- [Exercise aim]
Scan the listing below and copy every line holding "fast".

[Collected data]
_ _ _ _ _

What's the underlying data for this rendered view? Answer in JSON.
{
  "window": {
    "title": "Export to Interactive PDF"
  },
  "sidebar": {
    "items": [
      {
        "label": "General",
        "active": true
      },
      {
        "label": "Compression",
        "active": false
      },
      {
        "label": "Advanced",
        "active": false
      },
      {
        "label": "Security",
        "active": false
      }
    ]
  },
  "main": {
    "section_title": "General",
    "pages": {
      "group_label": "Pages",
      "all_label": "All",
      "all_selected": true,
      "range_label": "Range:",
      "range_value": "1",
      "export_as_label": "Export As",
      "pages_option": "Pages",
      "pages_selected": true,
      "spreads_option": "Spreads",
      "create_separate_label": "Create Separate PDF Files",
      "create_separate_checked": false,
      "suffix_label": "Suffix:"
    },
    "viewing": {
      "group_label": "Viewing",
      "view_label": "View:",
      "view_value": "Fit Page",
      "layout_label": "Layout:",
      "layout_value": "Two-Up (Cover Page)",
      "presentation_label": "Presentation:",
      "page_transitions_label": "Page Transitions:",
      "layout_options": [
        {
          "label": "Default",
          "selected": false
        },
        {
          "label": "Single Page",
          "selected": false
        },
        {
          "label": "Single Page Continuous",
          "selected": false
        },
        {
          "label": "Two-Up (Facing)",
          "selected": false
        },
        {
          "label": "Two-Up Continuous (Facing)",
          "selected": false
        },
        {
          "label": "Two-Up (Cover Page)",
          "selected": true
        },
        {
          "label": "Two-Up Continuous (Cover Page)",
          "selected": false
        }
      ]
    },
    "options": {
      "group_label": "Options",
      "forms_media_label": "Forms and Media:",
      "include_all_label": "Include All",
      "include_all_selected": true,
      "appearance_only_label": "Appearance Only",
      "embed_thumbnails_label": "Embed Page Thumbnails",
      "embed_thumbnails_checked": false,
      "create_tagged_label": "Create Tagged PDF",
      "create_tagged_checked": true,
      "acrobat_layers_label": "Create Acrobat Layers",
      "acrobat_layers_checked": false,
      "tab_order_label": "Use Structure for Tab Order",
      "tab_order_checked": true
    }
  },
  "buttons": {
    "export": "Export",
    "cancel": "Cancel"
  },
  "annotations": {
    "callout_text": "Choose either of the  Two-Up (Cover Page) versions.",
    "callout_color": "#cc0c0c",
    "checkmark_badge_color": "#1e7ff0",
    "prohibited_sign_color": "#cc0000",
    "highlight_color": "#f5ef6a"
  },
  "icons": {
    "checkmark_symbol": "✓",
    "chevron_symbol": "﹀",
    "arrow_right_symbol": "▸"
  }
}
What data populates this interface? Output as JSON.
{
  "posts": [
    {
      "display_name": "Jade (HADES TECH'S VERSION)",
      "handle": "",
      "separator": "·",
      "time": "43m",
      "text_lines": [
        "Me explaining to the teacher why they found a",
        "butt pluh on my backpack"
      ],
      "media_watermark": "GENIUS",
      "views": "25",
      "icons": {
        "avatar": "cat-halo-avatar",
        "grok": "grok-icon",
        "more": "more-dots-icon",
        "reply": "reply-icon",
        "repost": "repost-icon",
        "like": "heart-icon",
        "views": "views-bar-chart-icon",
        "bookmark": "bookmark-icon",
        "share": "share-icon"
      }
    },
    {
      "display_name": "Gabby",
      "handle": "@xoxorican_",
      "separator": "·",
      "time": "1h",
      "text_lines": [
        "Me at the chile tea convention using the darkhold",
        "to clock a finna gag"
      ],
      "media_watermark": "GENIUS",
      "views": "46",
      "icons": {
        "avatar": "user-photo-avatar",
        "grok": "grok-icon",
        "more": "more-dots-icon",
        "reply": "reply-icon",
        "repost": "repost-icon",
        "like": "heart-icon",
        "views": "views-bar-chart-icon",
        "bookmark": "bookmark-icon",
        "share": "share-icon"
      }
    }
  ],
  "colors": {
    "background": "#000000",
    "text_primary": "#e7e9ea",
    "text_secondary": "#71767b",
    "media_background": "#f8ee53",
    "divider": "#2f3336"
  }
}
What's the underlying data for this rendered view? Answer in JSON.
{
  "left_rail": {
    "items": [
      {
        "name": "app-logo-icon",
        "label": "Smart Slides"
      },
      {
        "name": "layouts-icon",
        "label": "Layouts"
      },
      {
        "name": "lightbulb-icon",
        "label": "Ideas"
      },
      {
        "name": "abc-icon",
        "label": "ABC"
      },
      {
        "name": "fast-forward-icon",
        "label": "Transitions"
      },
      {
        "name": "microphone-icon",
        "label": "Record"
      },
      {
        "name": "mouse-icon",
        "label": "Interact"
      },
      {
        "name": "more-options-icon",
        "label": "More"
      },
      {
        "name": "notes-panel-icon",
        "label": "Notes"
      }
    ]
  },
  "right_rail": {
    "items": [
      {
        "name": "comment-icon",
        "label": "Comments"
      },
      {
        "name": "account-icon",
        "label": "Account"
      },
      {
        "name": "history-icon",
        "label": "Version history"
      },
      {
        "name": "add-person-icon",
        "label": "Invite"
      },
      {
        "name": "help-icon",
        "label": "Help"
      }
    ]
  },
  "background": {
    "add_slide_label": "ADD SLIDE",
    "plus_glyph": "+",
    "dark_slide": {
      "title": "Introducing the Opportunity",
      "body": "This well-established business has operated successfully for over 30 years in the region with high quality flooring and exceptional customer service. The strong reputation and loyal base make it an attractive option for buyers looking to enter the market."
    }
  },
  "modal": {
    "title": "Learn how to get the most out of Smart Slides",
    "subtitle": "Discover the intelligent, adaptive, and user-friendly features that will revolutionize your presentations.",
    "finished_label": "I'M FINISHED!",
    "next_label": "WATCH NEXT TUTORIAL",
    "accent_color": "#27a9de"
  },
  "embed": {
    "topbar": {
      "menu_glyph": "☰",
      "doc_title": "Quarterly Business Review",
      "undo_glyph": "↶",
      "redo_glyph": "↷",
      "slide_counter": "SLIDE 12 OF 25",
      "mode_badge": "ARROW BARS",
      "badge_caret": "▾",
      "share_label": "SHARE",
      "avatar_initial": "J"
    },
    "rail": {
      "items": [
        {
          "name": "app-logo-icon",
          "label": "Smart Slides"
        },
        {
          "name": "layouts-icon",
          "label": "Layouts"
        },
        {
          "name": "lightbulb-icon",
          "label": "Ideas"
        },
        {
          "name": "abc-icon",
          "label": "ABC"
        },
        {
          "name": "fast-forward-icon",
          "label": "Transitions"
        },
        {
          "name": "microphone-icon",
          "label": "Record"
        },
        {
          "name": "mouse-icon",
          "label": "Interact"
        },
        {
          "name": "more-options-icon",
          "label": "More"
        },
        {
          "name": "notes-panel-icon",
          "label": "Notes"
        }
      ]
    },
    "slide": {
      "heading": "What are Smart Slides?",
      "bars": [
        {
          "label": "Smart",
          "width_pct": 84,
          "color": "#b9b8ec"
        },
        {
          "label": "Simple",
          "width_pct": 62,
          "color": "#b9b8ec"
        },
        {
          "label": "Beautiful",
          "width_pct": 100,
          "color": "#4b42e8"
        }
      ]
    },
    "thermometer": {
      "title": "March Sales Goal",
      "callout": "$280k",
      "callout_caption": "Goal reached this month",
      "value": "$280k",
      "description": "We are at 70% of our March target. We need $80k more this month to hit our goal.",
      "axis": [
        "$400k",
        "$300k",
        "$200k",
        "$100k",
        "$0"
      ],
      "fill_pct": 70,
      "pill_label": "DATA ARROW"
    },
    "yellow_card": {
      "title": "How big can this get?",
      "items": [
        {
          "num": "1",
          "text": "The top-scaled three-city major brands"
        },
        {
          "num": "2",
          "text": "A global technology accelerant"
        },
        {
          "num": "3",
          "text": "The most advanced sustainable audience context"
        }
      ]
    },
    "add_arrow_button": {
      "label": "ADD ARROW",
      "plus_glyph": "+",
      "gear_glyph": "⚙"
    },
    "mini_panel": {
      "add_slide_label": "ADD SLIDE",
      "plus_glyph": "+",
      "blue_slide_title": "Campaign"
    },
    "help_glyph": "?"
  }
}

_ _ _ _ _

- [Result of the task]
        "name": "fast-forward-icon",
          "name": "fast-forward-icon",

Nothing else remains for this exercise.